start GIVEN INFORMATION

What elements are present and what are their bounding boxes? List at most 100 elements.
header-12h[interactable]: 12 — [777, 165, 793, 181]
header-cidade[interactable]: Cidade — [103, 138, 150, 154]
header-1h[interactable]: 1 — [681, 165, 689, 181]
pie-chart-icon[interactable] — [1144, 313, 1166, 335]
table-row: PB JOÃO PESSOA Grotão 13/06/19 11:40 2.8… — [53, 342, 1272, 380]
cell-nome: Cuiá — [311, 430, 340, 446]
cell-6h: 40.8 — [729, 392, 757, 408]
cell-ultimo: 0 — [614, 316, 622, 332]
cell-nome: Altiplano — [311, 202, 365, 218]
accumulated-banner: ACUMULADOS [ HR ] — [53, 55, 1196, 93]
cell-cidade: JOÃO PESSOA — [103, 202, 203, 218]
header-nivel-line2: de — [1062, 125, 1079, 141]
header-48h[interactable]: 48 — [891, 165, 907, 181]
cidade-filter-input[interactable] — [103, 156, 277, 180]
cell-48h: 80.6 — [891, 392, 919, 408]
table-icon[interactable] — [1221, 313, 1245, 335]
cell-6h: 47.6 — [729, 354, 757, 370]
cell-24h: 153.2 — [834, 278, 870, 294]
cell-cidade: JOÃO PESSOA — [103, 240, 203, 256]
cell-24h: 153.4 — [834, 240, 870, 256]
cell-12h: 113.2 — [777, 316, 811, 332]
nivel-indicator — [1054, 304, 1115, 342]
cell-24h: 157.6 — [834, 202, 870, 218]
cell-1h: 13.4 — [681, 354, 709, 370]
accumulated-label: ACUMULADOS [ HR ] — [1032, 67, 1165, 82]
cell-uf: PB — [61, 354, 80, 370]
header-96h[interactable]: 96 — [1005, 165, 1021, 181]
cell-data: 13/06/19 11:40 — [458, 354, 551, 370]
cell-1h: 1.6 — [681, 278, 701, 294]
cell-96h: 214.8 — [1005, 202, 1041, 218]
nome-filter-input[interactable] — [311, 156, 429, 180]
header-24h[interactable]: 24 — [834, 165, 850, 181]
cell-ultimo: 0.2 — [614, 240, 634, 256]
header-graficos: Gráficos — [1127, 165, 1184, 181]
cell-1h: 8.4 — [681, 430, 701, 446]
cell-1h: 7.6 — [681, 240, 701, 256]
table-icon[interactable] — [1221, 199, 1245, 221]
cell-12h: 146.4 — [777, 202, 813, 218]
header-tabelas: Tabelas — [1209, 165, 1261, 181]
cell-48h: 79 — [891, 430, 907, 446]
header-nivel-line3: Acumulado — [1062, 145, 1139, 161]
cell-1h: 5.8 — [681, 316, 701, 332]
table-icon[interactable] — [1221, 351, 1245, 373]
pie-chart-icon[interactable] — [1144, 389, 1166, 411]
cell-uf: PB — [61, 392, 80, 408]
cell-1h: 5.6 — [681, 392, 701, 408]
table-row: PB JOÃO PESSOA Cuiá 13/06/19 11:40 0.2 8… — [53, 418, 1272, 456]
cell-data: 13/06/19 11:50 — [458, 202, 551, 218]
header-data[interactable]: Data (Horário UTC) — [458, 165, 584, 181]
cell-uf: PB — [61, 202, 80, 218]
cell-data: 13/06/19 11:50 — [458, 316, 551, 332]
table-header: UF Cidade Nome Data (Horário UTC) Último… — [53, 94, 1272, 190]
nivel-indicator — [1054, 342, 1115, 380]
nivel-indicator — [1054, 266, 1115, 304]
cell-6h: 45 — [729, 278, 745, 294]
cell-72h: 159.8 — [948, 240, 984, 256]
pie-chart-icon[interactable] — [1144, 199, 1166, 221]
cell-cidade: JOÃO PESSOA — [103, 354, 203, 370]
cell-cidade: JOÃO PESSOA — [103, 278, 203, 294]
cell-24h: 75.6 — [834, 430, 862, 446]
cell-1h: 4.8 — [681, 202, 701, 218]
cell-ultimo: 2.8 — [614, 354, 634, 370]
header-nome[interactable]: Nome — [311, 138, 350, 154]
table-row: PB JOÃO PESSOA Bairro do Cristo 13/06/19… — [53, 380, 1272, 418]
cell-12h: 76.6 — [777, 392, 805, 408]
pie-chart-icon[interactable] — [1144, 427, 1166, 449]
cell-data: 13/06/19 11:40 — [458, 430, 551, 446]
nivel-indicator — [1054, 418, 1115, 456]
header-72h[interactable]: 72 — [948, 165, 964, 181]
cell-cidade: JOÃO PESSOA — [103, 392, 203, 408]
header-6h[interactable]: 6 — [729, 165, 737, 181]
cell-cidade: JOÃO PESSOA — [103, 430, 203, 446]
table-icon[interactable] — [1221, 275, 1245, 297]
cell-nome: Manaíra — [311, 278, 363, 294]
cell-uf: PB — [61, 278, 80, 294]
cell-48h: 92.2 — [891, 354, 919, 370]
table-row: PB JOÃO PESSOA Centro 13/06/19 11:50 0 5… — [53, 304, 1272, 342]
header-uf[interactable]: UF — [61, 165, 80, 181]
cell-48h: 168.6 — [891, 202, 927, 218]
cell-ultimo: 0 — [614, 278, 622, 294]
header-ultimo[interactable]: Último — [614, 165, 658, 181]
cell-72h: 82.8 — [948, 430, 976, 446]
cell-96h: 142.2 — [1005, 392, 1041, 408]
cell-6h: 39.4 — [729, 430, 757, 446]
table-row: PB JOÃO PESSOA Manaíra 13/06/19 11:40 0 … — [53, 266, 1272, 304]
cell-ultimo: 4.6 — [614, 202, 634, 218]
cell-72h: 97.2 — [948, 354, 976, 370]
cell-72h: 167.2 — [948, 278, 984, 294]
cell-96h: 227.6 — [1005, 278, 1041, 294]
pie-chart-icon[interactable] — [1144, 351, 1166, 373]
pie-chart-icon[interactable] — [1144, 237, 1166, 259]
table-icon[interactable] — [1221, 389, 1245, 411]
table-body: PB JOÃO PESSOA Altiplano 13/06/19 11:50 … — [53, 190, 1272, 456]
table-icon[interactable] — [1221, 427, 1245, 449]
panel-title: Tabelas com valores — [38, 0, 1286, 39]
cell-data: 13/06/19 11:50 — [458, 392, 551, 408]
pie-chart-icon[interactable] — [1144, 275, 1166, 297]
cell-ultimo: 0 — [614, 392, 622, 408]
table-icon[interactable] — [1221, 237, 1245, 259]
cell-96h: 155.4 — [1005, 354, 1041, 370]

end GIVEN INFORMATION

EXERCISE
Convert every line of the data above into a JSON list of strings, with one string per line and no entries for blank lines.

TASK SOLUTION
[
  "What elements are present and what are their bounding boxes? List at most 100 elements.",
  "header-12h[interactable]: 12 — [777, 165, 793, 181]",
  "header-cidade[interactable]: Cidade — [103, 138, 150, 154]",
  "header-1h[interactable]: 1 — [681, 165, 689, 181]",
  "pie-chart-icon[interactable] — [1144, 313, 1166, 335]",
  "table-row: PB JOÃO PESSOA Grotão 13/06/19 11:40 2.8… — [53, 342, 1272, 380]",
  "cell-nome: Cuiá — [311, 430, 340, 446]",
  "cell-6h: 40.8 — [729, 392, 757, 408]",
  "cell-ultimo: 0 — [614, 316, 622, 332]",
  "cell-nome: Altiplano — [311, 202, 365, 218]",
  "accumulated-banner: ACUMULADOS [ HR ] — [53, 55, 1196, 93]",
  "cell-cidade: JOÃO PESSOA — [103, 202, 203, 218]",
  "header-nivel-line2: de — [1062, 125, 1079, 141]",
  "header-48h[interactable]: 48 — [891, 165, 907, 181]",
  "cidade-filter-input[interactable] — [103, 156, 277, 180]",
  "cell-48h: 80.6 — [891, 392, 919, 408]",
  "table-icon[interactable] — [1221, 313, 1245, 335]",
  "cell-6h: 47.6 — [729, 354, 757, 370]",
  "cell-24h: 153.2 — [834, 278, 870, 294]",
  "cell-cidade: JOÃO PESSOA — [103, 240, 203, 256]",
  "cell-24h: 153.4 — [834, 240, 870, 256]",
  "cell-12h: 113.2 — [777, 316, 811, 332]",
  "nivel-indicator — [1054, 304, 1115, 342]",
  "cell-24h: 157.6 — [834, 202, 870, 218]",
  "cell-1h: 13.4 — [681, 354, 709, 370]",
  "accumulated-label: ACUMULADOS [ HR ] — [1032, 67, 1165, 82]",
  "cell-uf: PB — [61, 354, 80, 370]",
  "header-96h[interactable]: 96 — [1005, 165, 1021, 181]",
  "cell-data: 13/06/19 11:40 — [458, 354, 551, 370]",
  "cell-1h: 1.6 — [681, 278, 701, 294]",
  "cell-96h: 214.8 — [1005, 202, 1041, 218]",
  "nome-filter-input[interactable] — [311, 156, 429, 180]",
  "header-24h[interactable]: 24 — [834, 165, 850, 181]",
  "cell-ultimo: 0.2 — [614, 240, 634, 256]",
  "header-graficos: Gráficos — [1127, 165, 1184, 181]",
  "cell-1h: 8.4 — [681, 430, 701, 446]",
  "cell-1h: 7.6 — [681, 240, 701, 256]",
  "table-icon[interactable] — [1221, 199, 1245, 221]",
  "cell-12h: 146.4 — [777, 202, 813, 218]",
  "header-tabelas: Tabelas — [1209, 165, 1261, 181]",
  "cell-48h: 79 — [891, 430, 907, 446]",
  "header-nivel-line3: Acumulado — [1062, 145, 1139, 161]",
  "cell-1h: 5.8 — [681, 316, 701, 332]",
  "table-icon[interactable] — [1221, 351, 1245, 373]",
  "pie-chart-icon[interactable] — [1144, 389, 1166, 411]",
  "cell-uf: PB — [61, 392, 80, 408]",
  "cell-1h: 5.6 — [681, 392, 701, 408]",
  "table-row: PB JOÃO PESSOA Cuiá 13/06/19 11:40 0.2 8… — [53, 418, 1272, 456]",
  "cell-data: 13/06/19 11:50 — [458, 202, 551, 218]",
  "header-data[interactable]: Data (Horário UTC) — [458, 165, 584, 181]",
  "cell-uf: PB — [61, 202, 80, 218]",
  "cell-data: 13/06/19 11:50 — [458, 316, 551, 332]",
  "table-header: UF Cidade Nome Data (Horário UTC) Último… — [53, 94, 1272, 190]",
  "nivel-indicator — [1054, 342, 1115, 380]",
  "nivel-indicator — [1054, 266, 1115, 304]",
  "cell-6h: 45 — [729, 278, 745, 294]",
  "cell-72h: 159.8 — [948, 240, 984, 256]",
  "pie-chart-icon[interactable] — [1144, 199, 1166, 221]",
  "cell-cidade: JOÃO PESSOA — [103, 354, 203, 370]",
  "cell-cidade: JOÃO PESSOA — [103, 278, 203, 294]",
  "cell-24h: 75.6 — [834, 430, 862, 446]",
  "cell-1h: 4.8 — [681, 202, 701, 218]",
  "cell-ultimo: 2.8 — [614, 354, 634, 370]",
  "header-nome[interactable]: Nome — [311, 138, 350, 154]",
  "table-row: PB JOÃO PESSOA Bairro do Cristo 13/06/19… — [53, 380, 1272, 418]",
  "cell-12h: 76.6 — [777, 392, 805, 408]",
  "pie-chart-icon[interactable] — [1144, 427, 1166, 449]",
  "cell-data: 13/06/19 11:40 — [458, 430, 551, 446]",
  "nivel-indicator — [1054, 418, 1115, 456]",
  "header-72h[interactable]: 72 — [948, 165, 964, 181]",
  "cell-cidade: JOÃO PESSOA — [103, 392, 203, 408]",
  "header-6h[interactable]: 6 — [729, 165, 737, 181]",
  "cell-cidade: JOÃO PESSOA — [103, 430, 203, 446]",
  "table-icon[interactable] — [1221, 275, 1245, 297]",
  "cell-nome: Manaíra — [311, 278, 363, 294]",
  "cell-uf: PB — [61, 278, 80, 294]",
  "cell-48h: 92.2 — [891, 354, 919, 370]",
  "table-row: PB JOÃO PESSOA Centro 13/06/19 11:50 0 5… — [53, 304, 1272, 342]",
  "header-uf[interactable]: UF — [61, 165, 80, 181]",
  "cell-48h: 168.6 — [891, 202, 927, 218]",
  "cell-ultimo: 0 — [614, 278, 622, 294]",
  "header-ultimo[interactable]: Último — [614, 165, 658, 181]",
  "cell-72h: 82.8 — [948, 430, 976, 446]",
  "cell-96h: 142.2 — [1005, 392, 1041, 408]",
  "cell-6h: 39.4 — [729, 430, 757, 446]",
  "table-row: PB JOÃO PESSOA Manaíra 13/06/19 11:40 0 … — [53, 266, 1272, 304]",
  "cell-ultimo: 4.6 — [614, 202, 634, 218]",
  "cell-72h: 97.2 — [948, 354, 976, 370]",
  "cell-72h: 167.2 — [948, 278, 984, 294]",
  "cell-96h: 227.6 — [1005, 278, 1041, 294]",
  "pie-chart-icon[interactable] — [1144, 351, 1166, 373]",
  "pie-chart-icon[interactable] — [1144, 237, 1166, 259]",
  "table-icon[interactable] — [1221, 389, 1245, 411]",
  "table-body: PB JOÃO PESSOA Altiplano 13/06/19 11:50 … — [53, 190, 1272, 456]",
  "table-icon[interactable] — [1221, 427, 1245, 449]",
  "panel-title: Tabelas com valores — [38, 0, 1286, 39]",
  "cell-data: 13/06/19 11:50 — [458, 392, 551, 408]",
  "pie-chart-icon[interactable] — [1144, 275, 1166, 297]",
  "cell-ultimo: 0 — [614, 392, 622, 408]",
  "table-icon[interactable] — [1221, 237, 1245, 259]",
  "cell-96h: 155.4 — [1005, 354, 1041, 370]"
]